**PROBLEM STATEMENT**
Rewrite as a numbered list the lines in the records below from the line with "- series-label: 4-way: [683, 133, 801, 183]" through the line with "- y-tick-label: 120: [110, 76, 174, 119]", both included, leaving out any blank lines.

**EXCERPTED DATA**
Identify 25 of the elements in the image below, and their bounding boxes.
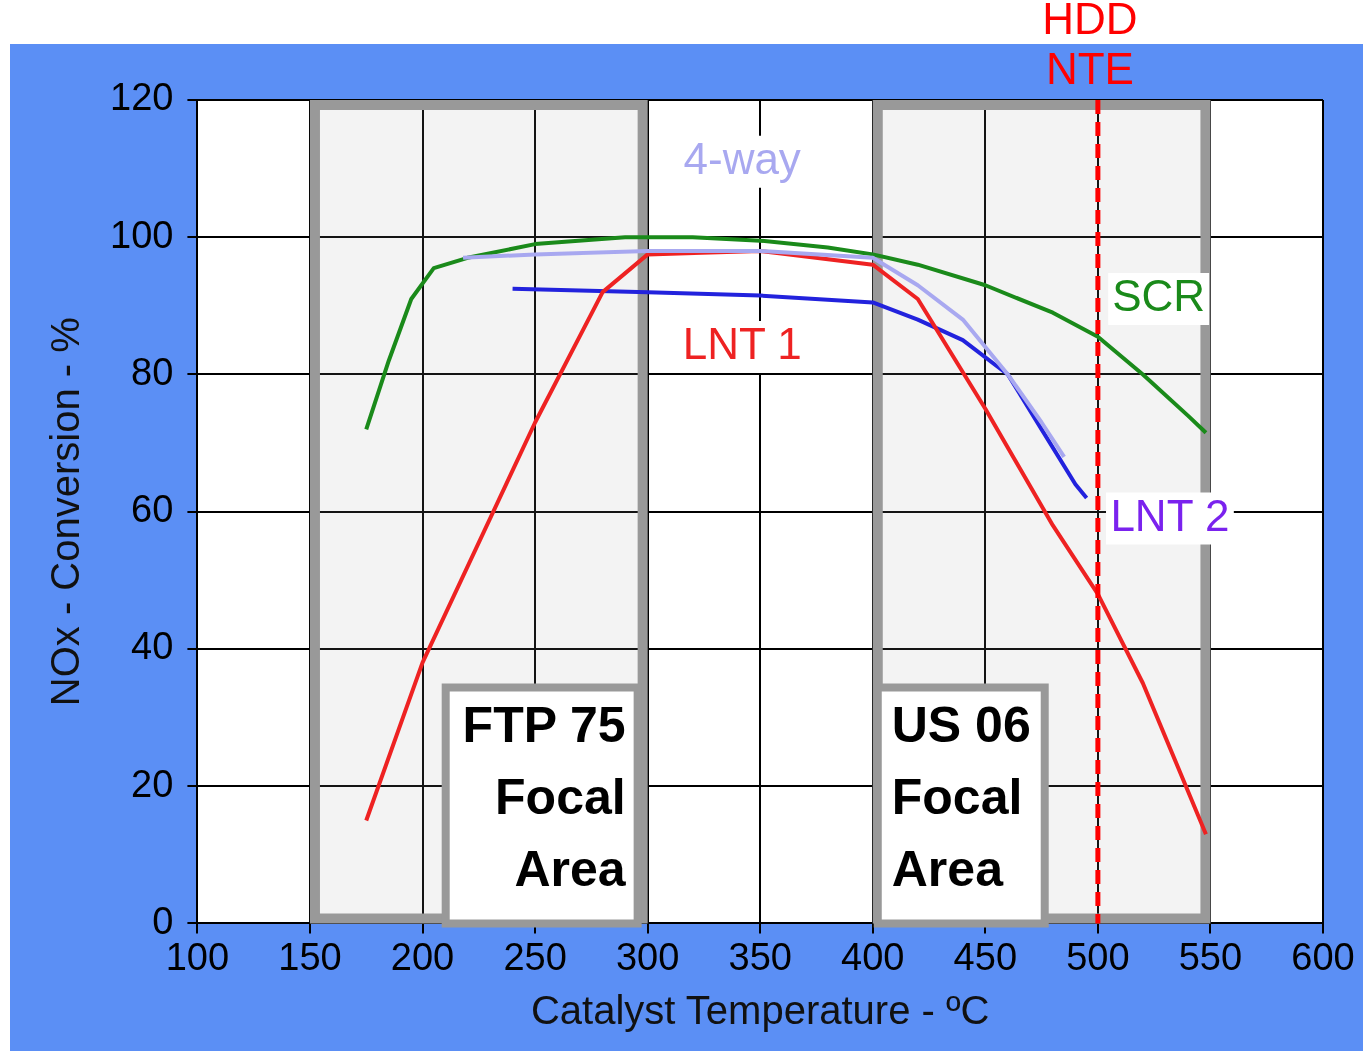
- series-label: 4-way: [683, 133, 801, 183]
- x-tick-label: 200: [390, 935, 455, 978]
- x-axis-title: Catalyst Temperature - ºC: [530, 988, 990, 1033]
- y-tick-label: 60: [131, 488, 174, 531]
- x-tick-label: 150: [278, 935, 342, 978]
- x-tick-label: 400: [841, 935, 905, 978]
- x-tick-label: 350: [728, 935, 792, 978]
- y-tick-label: 80: [131, 350, 174, 393]
- y-tick-label: 120: [110, 76, 174, 119]
- series-label: SCR: [1112, 271, 1206, 321]
- band-label: US 06 Focal Area: [891, 697, 1031, 898]
- series-label: LNT 2: [1110, 490, 1230, 540]
- x-tick-label: 500: [1066, 935, 1130, 978]
- x-tick-label: 600: [1291, 935, 1355, 978]
- y-tick-label: 20: [131, 762, 174, 805]
- x-tick-label: 450: [953, 935, 1018, 978]
- x-tick-label: 250: [503, 935, 567, 978]
- x-tick-label: 550: [1178, 935, 1243, 978]
- band-label: FTP 75 Focal Area: [462, 697, 627, 898]
- y-tick-label: 100: [110, 213, 174, 256]
- series-label: LNT 1: [682, 319, 802, 369]
- x-tick-label: 300: [615, 935, 680, 978]
- y-tick-label: 40: [131, 625, 174, 668]
- y-axis-title: NOx - Conversion - %: [43, 317, 88, 707]
- ref-line-label: HDD NTE: [1042, 0, 1138, 94]
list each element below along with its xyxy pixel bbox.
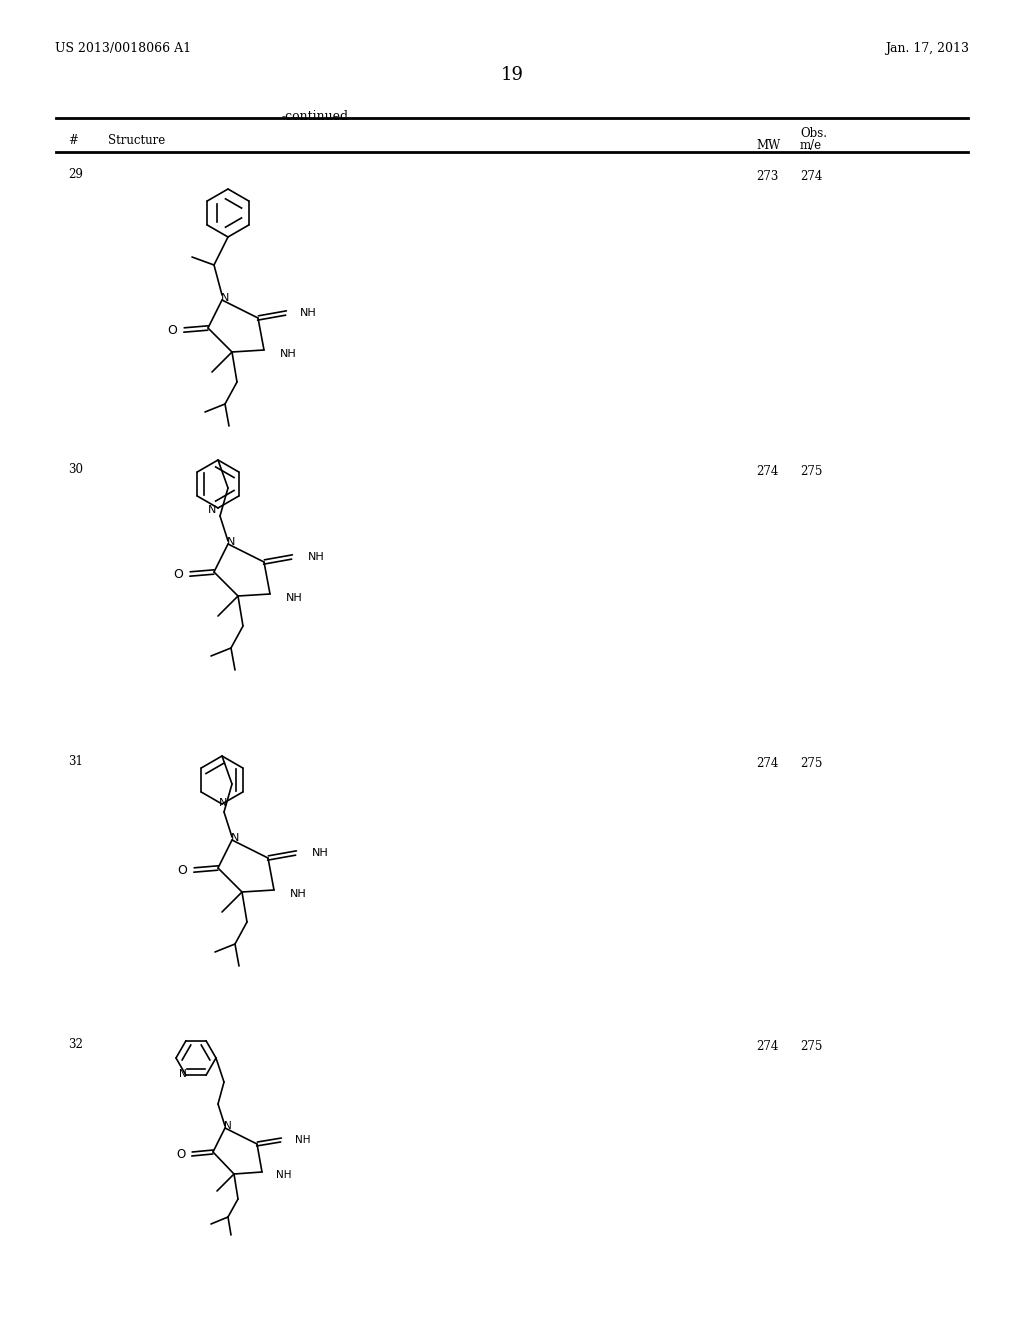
Text: 274: 274 [756, 465, 778, 478]
Text: 274: 274 [756, 756, 778, 770]
Text: 31: 31 [68, 755, 83, 768]
Text: NH: NH [312, 847, 329, 858]
Text: O: O [167, 323, 177, 337]
Text: MW: MW [756, 139, 780, 152]
Text: 273: 273 [756, 170, 778, 183]
Text: N: N [208, 506, 216, 515]
Text: Structure: Structure [108, 135, 165, 147]
Text: N: N [224, 1121, 231, 1131]
Text: N: N [226, 537, 236, 546]
Text: N: N [219, 799, 227, 808]
Text: #: # [68, 135, 78, 147]
Text: US 2013/0018066 A1: US 2013/0018066 A1 [55, 42, 191, 55]
Text: N: N [230, 833, 240, 843]
Text: 275: 275 [800, 465, 822, 478]
Text: O: O [177, 1147, 186, 1160]
Text: NH: NH [276, 1170, 292, 1180]
Text: 19: 19 [501, 66, 523, 84]
Text: 275: 275 [800, 756, 822, 770]
Text: NH: NH [286, 593, 303, 603]
Text: 32: 32 [68, 1038, 83, 1051]
Text: -continued: -continued [282, 110, 348, 123]
Text: 29: 29 [68, 168, 83, 181]
Text: 274: 274 [756, 1040, 778, 1053]
Text: 274: 274 [800, 170, 822, 183]
Text: O: O [177, 863, 187, 876]
Text: NH: NH [300, 308, 316, 318]
Text: Jan. 17, 2013: Jan. 17, 2013 [885, 42, 969, 55]
Text: NH: NH [290, 888, 307, 899]
Text: O: O [173, 568, 183, 581]
Text: 30: 30 [68, 463, 83, 477]
Text: m/e: m/e [800, 139, 822, 152]
Text: NH: NH [280, 348, 297, 359]
Text: NH: NH [295, 1135, 310, 1144]
Text: N: N [179, 1069, 186, 1080]
Text: Obs.: Obs. [800, 127, 827, 140]
Text: NH: NH [308, 552, 325, 562]
Text: 275: 275 [800, 1040, 822, 1053]
Text: N: N [221, 293, 229, 304]
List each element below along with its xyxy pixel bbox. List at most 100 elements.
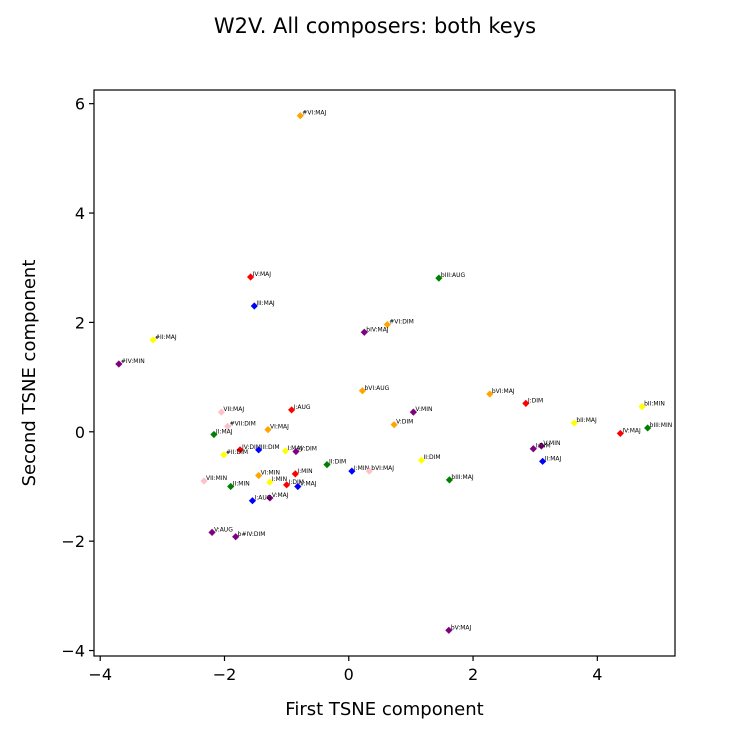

**OUTPUT OF THE EXERCISE**
1. - series-label: 4-way: [683, 133, 801, 183]
2. - x-tick-label: 200: [390, 935, 455, 978]
3. - x-axis-title: Catalyst Temperature - ºC: [530, 988, 990, 1033]
4. - y-tick-label: 60: [131, 488, 174, 531]
5. - x-tick-label: 150: [278, 935, 342, 978]
6. - x-tick-label: 400: [841, 935, 905, 978]
7. - x-tick-label: 350: [728, 935, 792, 978]
8. - y-tick-label: 80: [131, 350, 174, 393]
9. - y-tick-label: 120: [110, 76, 174, 119]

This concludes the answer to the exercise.